(Figure dataset records)
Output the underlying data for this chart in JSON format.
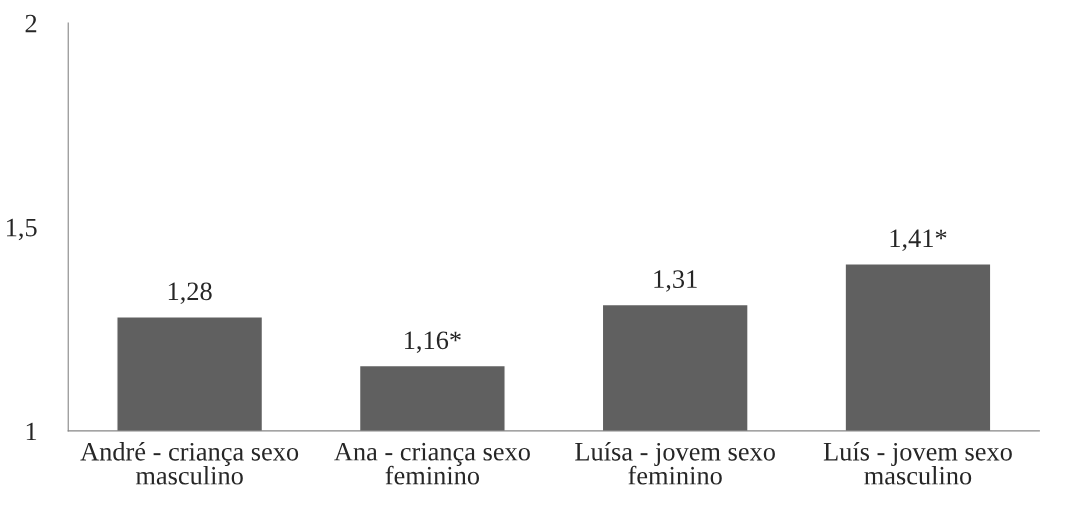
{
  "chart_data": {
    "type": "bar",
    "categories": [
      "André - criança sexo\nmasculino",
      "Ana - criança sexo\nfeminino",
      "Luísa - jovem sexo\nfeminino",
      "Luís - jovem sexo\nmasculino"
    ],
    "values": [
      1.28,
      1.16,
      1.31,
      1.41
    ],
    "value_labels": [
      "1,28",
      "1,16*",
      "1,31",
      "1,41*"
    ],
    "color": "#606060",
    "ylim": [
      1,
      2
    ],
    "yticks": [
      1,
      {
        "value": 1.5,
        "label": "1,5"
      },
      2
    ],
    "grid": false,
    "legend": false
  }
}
...
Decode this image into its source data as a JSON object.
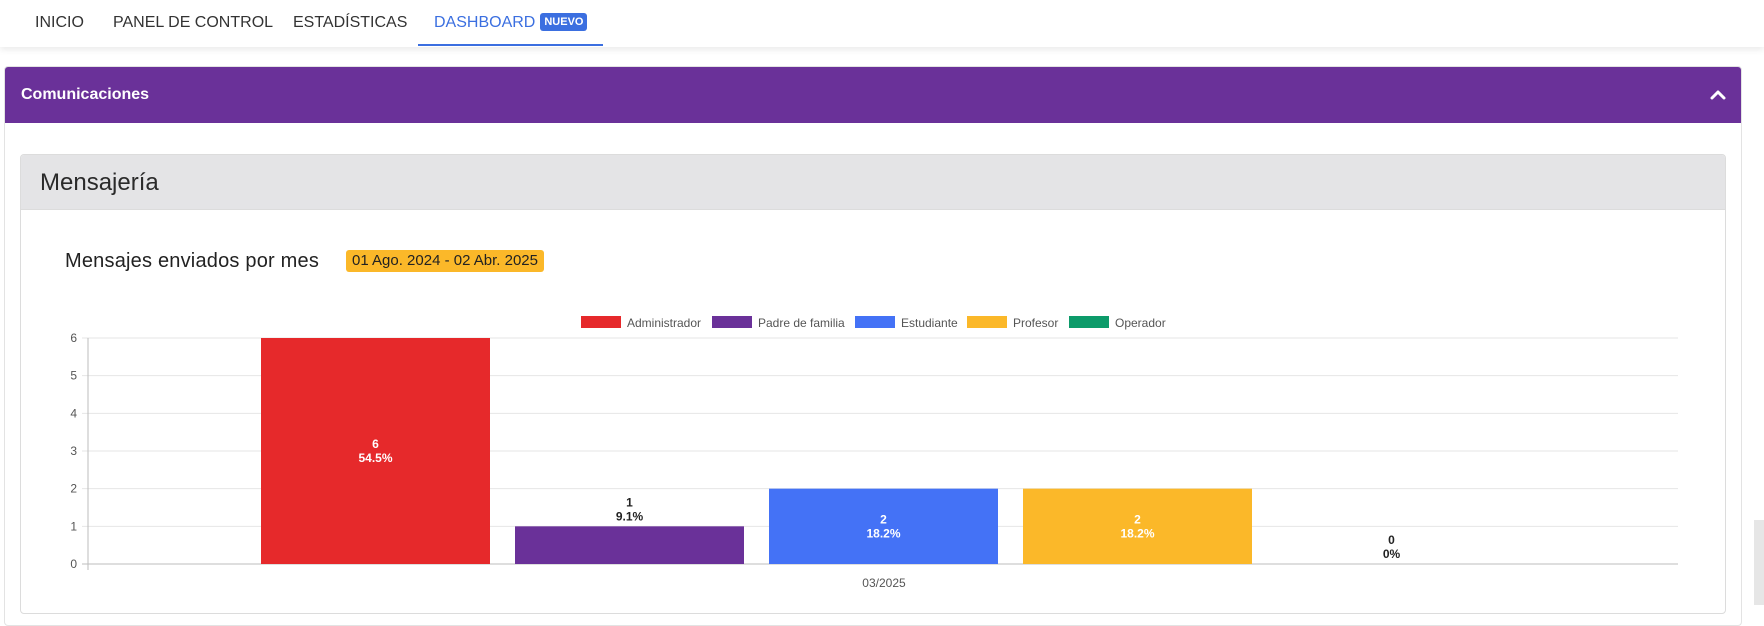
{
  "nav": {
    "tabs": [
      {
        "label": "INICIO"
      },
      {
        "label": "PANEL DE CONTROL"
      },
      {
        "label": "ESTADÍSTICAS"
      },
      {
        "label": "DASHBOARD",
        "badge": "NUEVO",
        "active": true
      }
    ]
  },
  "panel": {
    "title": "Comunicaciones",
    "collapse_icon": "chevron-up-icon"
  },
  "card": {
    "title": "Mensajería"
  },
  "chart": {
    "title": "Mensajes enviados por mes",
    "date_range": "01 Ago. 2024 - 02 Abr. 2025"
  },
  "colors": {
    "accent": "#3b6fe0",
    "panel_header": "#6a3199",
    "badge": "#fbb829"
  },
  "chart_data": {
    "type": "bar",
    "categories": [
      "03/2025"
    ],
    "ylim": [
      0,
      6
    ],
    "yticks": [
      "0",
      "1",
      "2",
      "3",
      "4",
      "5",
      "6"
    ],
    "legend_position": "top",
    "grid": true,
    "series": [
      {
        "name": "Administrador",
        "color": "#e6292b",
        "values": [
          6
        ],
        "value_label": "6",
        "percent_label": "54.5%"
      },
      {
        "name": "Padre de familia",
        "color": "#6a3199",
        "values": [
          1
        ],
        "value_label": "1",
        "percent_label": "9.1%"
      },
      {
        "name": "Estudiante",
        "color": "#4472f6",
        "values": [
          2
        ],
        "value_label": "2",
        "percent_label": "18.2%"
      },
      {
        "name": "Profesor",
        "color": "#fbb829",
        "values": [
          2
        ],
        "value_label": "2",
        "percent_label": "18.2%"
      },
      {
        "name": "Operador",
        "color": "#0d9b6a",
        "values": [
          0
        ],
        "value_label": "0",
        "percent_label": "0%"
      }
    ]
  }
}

◆ **Task statement**
From the records above, work out how many lines contain the string "nmasculino". Give only the number.

◆ **Exercise result**
2